• Given data
━━━━━━━━
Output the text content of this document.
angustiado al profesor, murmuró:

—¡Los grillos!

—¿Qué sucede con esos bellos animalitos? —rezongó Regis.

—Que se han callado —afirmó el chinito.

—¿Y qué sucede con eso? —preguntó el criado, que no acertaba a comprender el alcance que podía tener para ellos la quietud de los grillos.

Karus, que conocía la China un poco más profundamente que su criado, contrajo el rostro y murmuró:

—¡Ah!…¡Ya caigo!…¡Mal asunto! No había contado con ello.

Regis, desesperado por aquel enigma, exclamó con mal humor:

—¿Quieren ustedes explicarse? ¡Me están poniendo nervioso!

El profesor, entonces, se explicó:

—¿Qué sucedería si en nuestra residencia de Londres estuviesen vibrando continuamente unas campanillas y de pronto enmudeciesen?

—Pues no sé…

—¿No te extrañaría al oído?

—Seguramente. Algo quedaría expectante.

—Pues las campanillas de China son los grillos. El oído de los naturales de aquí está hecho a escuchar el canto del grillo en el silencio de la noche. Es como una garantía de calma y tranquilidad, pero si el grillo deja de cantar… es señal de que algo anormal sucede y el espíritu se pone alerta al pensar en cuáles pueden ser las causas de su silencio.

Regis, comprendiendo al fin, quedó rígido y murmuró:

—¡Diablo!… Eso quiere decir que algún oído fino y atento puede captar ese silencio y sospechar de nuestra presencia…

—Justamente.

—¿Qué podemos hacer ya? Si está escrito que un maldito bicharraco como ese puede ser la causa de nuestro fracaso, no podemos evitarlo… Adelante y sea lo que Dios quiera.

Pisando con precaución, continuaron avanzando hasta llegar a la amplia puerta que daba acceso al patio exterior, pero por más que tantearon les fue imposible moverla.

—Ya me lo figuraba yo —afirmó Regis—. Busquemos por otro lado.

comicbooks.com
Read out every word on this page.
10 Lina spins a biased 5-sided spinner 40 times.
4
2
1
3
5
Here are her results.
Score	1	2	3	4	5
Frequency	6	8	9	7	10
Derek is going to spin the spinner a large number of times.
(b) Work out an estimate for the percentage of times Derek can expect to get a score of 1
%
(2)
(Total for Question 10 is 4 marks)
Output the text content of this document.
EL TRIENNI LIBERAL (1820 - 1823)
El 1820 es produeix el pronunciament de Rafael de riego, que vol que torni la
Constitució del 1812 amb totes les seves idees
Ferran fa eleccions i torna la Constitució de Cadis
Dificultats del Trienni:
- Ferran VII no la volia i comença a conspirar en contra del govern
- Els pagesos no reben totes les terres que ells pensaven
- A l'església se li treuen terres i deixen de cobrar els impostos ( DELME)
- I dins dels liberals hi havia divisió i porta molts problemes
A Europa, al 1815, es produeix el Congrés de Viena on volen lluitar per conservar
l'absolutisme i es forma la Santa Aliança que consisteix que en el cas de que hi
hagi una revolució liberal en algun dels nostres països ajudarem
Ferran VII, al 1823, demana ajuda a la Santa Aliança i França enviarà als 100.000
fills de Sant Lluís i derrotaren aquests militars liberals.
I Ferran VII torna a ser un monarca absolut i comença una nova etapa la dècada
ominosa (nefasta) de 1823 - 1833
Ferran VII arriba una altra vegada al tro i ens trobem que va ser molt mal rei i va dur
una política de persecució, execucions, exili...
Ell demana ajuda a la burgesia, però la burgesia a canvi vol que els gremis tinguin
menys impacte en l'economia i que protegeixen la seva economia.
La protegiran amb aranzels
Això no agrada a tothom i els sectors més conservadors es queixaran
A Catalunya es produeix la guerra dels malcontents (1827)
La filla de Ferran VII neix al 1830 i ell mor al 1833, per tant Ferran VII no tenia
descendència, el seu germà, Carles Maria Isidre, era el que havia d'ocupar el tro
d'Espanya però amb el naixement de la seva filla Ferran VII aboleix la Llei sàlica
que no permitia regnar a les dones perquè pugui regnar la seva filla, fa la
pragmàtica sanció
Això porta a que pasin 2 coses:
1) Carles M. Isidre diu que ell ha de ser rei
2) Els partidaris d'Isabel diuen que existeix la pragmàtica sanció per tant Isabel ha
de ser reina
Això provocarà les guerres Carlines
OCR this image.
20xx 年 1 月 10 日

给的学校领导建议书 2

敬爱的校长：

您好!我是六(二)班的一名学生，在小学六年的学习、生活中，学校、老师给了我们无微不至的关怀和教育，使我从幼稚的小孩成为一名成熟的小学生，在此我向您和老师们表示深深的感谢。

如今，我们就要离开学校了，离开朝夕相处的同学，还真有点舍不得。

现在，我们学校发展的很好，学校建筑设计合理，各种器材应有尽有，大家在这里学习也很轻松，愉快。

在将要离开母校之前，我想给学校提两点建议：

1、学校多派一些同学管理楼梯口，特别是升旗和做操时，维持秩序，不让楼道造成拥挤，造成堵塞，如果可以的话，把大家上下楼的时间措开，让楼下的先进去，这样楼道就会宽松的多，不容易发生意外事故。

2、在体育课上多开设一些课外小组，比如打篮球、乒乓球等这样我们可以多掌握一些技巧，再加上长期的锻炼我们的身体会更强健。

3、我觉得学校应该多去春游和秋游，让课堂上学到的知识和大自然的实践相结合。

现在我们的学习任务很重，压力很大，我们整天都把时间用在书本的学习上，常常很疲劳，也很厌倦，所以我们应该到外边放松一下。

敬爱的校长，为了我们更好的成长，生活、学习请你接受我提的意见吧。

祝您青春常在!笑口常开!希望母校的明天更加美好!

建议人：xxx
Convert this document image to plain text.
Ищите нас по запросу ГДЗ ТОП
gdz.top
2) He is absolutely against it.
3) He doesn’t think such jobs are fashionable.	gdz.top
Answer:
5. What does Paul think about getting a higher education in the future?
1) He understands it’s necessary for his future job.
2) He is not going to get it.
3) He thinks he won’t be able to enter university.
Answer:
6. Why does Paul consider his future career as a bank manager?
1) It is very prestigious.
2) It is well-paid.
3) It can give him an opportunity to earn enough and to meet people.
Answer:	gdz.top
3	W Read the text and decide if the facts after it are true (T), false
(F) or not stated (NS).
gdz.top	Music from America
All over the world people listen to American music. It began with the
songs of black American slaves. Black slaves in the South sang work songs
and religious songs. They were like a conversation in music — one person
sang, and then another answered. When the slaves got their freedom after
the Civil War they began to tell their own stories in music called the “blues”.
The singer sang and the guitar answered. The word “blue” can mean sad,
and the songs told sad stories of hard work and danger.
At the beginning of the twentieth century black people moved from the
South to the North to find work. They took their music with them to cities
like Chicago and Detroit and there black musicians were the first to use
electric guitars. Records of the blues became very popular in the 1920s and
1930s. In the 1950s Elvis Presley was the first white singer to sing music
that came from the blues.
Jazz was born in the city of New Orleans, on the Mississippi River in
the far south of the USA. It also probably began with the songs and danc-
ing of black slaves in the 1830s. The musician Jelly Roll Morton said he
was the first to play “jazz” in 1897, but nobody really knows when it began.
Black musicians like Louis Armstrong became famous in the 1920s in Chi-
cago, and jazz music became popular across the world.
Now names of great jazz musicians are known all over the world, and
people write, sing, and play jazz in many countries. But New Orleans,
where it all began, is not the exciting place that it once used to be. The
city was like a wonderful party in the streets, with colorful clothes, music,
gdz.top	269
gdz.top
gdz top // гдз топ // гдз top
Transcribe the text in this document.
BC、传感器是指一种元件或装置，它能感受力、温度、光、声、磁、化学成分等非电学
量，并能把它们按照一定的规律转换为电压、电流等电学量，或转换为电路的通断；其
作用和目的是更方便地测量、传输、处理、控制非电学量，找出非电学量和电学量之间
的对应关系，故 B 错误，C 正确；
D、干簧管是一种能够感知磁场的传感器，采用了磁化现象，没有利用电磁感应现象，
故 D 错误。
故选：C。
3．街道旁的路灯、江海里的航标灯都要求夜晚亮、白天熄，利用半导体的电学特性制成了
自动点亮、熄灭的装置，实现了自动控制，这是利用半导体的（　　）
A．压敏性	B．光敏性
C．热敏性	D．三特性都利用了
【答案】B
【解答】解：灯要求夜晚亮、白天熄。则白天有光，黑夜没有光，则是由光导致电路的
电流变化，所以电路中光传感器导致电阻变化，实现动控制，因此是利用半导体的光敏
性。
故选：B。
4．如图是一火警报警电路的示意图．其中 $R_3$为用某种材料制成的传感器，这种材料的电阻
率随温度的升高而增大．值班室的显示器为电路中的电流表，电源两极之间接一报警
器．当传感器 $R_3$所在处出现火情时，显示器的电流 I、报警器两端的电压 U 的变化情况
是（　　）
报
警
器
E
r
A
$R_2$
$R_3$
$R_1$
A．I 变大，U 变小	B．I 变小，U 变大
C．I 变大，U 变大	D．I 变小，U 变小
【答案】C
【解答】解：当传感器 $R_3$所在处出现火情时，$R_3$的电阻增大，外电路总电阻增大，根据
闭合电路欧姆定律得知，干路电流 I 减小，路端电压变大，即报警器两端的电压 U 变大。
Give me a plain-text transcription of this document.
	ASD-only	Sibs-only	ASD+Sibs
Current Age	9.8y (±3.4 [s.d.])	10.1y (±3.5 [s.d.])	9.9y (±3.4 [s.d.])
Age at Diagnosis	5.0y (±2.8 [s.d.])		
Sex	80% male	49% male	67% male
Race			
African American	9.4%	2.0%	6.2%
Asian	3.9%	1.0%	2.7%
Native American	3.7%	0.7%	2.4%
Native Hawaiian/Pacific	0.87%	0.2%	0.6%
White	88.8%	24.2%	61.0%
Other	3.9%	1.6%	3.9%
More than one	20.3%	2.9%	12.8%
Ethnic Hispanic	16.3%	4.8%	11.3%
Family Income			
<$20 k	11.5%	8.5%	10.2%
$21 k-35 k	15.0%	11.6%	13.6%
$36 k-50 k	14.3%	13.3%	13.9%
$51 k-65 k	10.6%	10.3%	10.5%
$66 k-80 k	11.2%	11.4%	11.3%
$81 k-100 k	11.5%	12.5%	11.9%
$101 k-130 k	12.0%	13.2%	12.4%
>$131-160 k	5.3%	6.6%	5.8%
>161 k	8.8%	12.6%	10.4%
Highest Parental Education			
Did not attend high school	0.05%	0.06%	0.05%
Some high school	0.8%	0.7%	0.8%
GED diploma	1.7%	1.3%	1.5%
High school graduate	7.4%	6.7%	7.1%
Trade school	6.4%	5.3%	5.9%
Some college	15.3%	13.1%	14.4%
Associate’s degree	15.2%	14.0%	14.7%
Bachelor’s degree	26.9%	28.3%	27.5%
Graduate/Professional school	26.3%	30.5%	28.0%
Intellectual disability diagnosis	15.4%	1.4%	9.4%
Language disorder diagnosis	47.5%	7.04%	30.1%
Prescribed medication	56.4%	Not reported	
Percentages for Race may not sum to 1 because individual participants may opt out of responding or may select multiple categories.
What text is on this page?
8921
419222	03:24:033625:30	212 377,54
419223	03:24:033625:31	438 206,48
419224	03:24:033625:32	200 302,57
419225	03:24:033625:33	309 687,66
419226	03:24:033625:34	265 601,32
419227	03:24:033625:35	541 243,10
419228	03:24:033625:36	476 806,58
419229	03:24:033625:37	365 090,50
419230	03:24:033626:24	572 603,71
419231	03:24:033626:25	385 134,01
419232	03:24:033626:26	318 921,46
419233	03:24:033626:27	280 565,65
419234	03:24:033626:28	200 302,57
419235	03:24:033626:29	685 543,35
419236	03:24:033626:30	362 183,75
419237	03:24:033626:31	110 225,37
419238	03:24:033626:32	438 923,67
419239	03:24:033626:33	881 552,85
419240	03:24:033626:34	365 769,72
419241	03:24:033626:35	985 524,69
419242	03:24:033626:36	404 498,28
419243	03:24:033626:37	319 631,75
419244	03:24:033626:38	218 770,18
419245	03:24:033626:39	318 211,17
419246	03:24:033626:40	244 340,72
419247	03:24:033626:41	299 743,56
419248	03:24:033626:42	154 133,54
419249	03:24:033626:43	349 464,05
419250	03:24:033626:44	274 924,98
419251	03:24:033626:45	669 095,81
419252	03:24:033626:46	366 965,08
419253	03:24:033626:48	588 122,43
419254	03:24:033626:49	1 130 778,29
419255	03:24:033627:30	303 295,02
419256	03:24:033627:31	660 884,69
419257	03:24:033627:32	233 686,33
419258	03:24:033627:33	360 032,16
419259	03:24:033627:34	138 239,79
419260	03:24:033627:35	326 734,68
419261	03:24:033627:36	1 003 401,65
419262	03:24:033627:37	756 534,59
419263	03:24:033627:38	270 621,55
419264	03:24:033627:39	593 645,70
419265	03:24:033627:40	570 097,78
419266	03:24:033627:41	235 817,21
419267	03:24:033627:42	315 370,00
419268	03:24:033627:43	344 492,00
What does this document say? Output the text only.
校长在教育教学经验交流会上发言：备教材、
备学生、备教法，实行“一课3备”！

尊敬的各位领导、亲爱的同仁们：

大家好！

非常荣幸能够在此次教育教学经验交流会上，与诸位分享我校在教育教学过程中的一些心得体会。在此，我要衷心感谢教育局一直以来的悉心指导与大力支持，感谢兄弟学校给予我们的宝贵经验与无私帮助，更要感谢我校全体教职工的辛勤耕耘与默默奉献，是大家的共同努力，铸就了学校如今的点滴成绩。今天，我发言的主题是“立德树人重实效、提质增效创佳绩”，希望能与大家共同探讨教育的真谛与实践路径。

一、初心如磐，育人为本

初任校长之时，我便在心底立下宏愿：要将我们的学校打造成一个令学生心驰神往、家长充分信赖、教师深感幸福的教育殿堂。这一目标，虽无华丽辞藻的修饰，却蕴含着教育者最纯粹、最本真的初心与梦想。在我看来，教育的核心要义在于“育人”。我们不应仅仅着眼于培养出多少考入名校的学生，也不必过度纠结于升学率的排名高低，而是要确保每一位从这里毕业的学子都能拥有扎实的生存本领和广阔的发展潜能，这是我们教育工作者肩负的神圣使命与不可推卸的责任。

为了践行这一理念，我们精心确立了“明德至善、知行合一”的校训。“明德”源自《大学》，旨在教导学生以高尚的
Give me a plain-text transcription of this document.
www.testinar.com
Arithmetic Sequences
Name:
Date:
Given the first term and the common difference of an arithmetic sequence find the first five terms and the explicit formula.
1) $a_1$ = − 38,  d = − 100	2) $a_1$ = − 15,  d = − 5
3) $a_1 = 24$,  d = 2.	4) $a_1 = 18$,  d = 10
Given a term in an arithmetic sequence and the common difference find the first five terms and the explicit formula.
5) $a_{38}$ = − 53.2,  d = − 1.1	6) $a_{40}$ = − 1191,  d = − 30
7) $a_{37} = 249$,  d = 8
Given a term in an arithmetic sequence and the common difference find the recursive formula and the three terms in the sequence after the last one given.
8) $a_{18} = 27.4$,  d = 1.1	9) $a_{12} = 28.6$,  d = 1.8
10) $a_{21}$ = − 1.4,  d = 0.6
━━━━━━━━
• Exercise brief
Pull out all lines containing "porta".

• Response
- I dins dels liberals hi havia divisió i porta molts problemes
Això porta a que pasin 2 coses:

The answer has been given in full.